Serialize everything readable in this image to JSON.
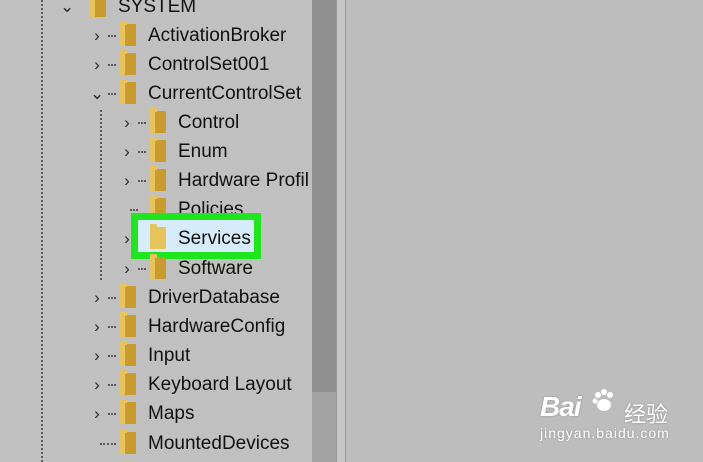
{
  "tree": {
    "root_label": "SYSTEM",
    "children": [
      {
        "label": "ActivationBroker",
        "expanded": false
      },
      {
        "label": "ControlSet001",
        "expanded": false
      },
      {
        "label": "CurrentControlSet",
        "expanded": true
      },
      {
        "label": "DriverDatabase",
        "expanded": false
      },
      {
        "label": "HardwareConfig",
        "expanded": false
      },
      {
        "label": "Input",
        "expanded": false
      },
      {
        "label": "Keyboard Layout",
        "expanded": false
      },
      {
        "label": "Maps",
        "expanded": false
      },
      {
        "label": "MountedDevices",
        "expanded": false
      }
    ],
    "current_control_set_children": [
      {
        "label": "Control"
      },
      {
        "label": "Enum"
      },
      {
        "label": "Hardware Profil"
      },
      {
        "label": "Policies"
      },
      {
        "label": "Services",
        "selected": true
      },
      {
        "label": "Software"
      }
    ]
  },
  "colors": {
    "highlight": "#1ee51e",
    "selection": "#d6ecfa",
    "folder": "#c99a2e"
  },
  "watermark": {
    "brand": "Bai",
    "text": "经验",
    "url": "jingyan.baidu.com"
  }
}
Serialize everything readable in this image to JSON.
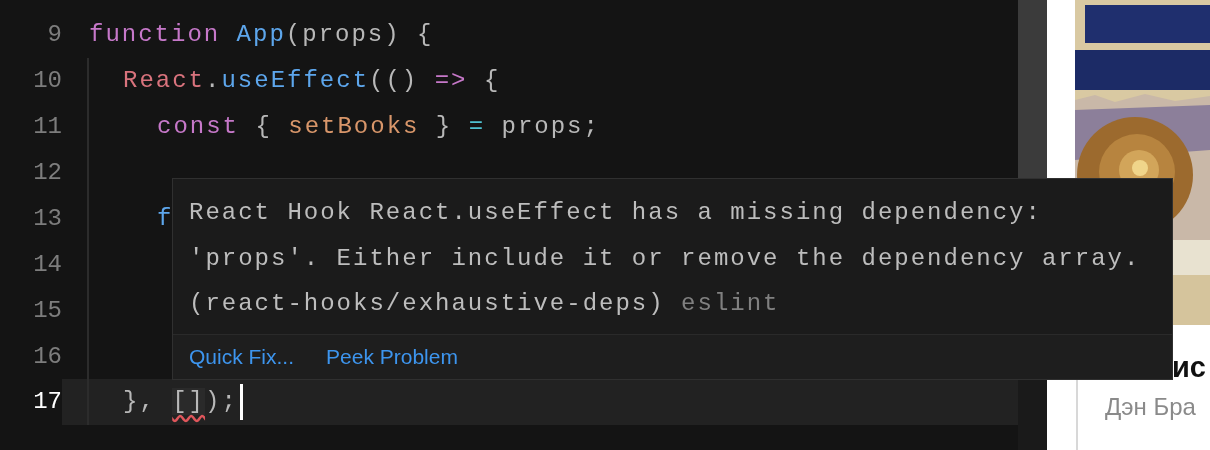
{
  "editor": {
    "lines": [
      {
        "number": "9",
        "current": false,
        "tokens": [
          {
            "text": "function",
            "kind": "keyword",
            "error": false
          },
          {
            "text": " App",
            "kind": "function",
            "error": false
          },
          {
            "text": "(props) {",
            "kind": "punctuation",
            "error": false
          }
        ],
        "children": [
          {
            "number": "10",
            "current": false,
            "tokens": [
              {
                "text": "React",
                "kind": "object",
                "error": false
              },
              {
                "text": ".",
                "kind": "punctuation",
                "error": false
              },
              {
                "text": "useEffect",
                "kind": "function",
                "error": false
              },
              {
                "text": "(()",
                "kind": "punctuation",
                "error": false
              },
              {
                "text": " =>",
                "kind": "keyword",
                "error": false
              },
              {
                "text": " {",
                "kind": "punctuation",
                "error": false
              }
            ],
            "children": [
              {
                "number": "11",
                "current": false,
                "tokens": [
                  {
                    "text": "const",
                    "kind": "keyword",
                    "error": false
                  },
                  {
                    "text": " {",
                    "kind": "punctuation",
                    "error": false
                  },
                  {
                    "text": " setBooks",
                    "kind": "variable",
                    "error": false
                  },
                  {
                    "text": " }",
                    "kind": "punctuation",
                    "error": false
                  },
                  {
                    "text": " =",
                    "kind": "operator",
                    "error": false
                  },
                  {
                    "text": " props;",
                    "kind": "punctuation",
                    "error": false
                  }
                ]
              },
              {
                "number": "12",
                "current": false
              },
              {
                "number": "13",
                "current": false,
                "tokens": [
                  {
                    "text": "f",
                    "kind": "function",
                    "error": false
                  }
                ]
              },
              {
                "number": "14",
                "current": false
              },
              {
                "number": "15",
                "current": false
              },
              {
                "number": "16",
                "current": false
              }
            ]
          },
          {
            "number": "17",
            "current": true,
            "tokens": [
              {
                "text": "}, ",
                "kind": "punctuation",
                "error": false
              },
              {
                "text": "[]",
                "kind": "punctuation",
                "error": true
              },
              {
                "text": ");",
                "kind": "punctuation",
                "error": false
              }
            ]
          }
        ]
      }
    ]
  },
  "hover": {
    "message": "React Hook React.useEffect has a missing dependency: 'props'. Either include it or remove the dependency array. (react-hooks/exhaustive-deps)",
    "source": "eslint",
    "actions": [
      {
        "label": "Quick Fix..."
      },
      {
        "label": "Peek Problem"
      }
    ]
  },
  "page": {
    "title": "ис",
    "author": "Дэн Бра"
  }
}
========================================
• What you have to do
Every entry should be returned exactly as written, minus the pictures.

• Response
Serialize everything readable in this image to JSON.
{
  "tree": {
    "root_label": "SYSTEM",
    "children": [
      {
        "label": "ActivationBroker",
        "expanded": false
      },
      {
        "label": "ControlSet001",
        "expanded": false
      },
      {
        "label": "CurrentControlSet",
        "expanded": true
      },
      {
        "label": "DriverDatabase",
        "expanded": false
      },
      {
        "label": "HardwareConfig",
        "expanded": false
      },
      {
        "label": "Input",
        "expanded": false
      },
      {
        "label": "Keyboard Layout",
        "expanded": false
      },
      {
        "label": "Maps",
        "expanded": false
      },
      {
        "label": "MountedDevices",
        "expanded": false
      }
    ],
    "current_control_set_children": [
      {
        "label": "Control"
      },
      {
        "label": "Enum"
      },
      {
        "label": "Hardware Profil"
      },
      {
        "label": "Policies"
      },
      {
        "label": "Services",
        "selected": true
      },
      {
        "label": "Software"
      }
    ]
  },
  "colors": {
    "highlight": "#1ee51e",
    "selection": "#d6ecfa",
    "folder": "#c99a2e"
  },
  "watermark": {
    "brand": "Bai",
    "text": "经验",
    "url": "jingyan.baidu.com"
  }
}
Serialize everything readable in this image to JSON.
{
  "editor": {
    "lines": [
      {
        "number": "9",
        "current": false,
        "tokens": [
          {
            "text": "function",
            "kind": "keyword",
            "error": false
          },
          {
            "text": " App",
            "kind": "function",
            "error": false
          },
          {
            "text": "(props) {",
            "kind": "punctuation",
            "error": false
          }
        ],
        "children": [
          {
            "number": "10",
            "current": false,
            "tokens": [
              {
                "text": "React",
                "kind": "object",
                "error": false
              },
              {
                "text": ".",
                "kind": "punctuation",
                "error": false
              },
              {
                "text": "useEffect",
                "kind": "function",
                "error": false
              },
              {
                "text": "(()",
                "kind": "punctuation",
                "error": false
              },
              {
                "text": " =>",
                "kind": "keyword",
                "error": false
              },
              {
                "text": " {",
                "kind": "punctuation",
                "error": false
              }
            ],
            "children": [
              {
                "number": "11",
                "current": false,
                "tokens": [
                  {
                    "text": "const",
                    "kind": "keyword",
                    "error": false
                  },
                  {
                    "text": " {",
                    "kind": "punctuation",
                    "error": false
                  },
                  {
                    "text": " setBooks",
                    "kind": "variable",
                    "error": false
                  },
                  {
                    "text": " }",
                    "kind": "punctuation",
                    "error": false
                  },
                  {
                    "text": " =",
                    "kind": "operator",
                    "error": false
                  },
                  {
                    "text": " props;",
                    "kind": "punctuation",
                    "error": false
                  }
                ]
              },
              {
                "number": "12",
                "current": false
              },
              {
                "number": "13",
                "current": false,
                "tokens": [
                  {
                    "text": "f",
                    "kind": "function",
                    "error": false
                  }
                ]
              },
              {
                "number": "14",
                "current": false
              },
              {
                "number": "15",
                "current": false
              },
              {
                "number": "16",
                "current": false
              }
            ]
          },
          {
            "number": "17",
            "current": true,
            "tokens": [
              {
                "text": "}, ",
                "kind": "punctuation",
                "error": false
              },
              {
                "text": "[]",
                "kind": "punctuation",
                "error": true
              },
              {
                "text": ");",
                "kind": "punctuation",
                "error": false
              }
            ]
          }
        ]
      }
    ]
  },
  "hover": {
    "message": "React Hook React.useEffect has a missing dependency: 'props'. Either include it or remove the dependency array. (react-hooks/exhaustive-deps)",
    "source": "eslint",
    "actions": [
      {
        "label": "Quick Fix..."
      },
      {
        "label": "Peek Problem"
      }
    ]
  },
  "page": {
    "title": "ис",
    "author": "Дэн Бра"
  }
}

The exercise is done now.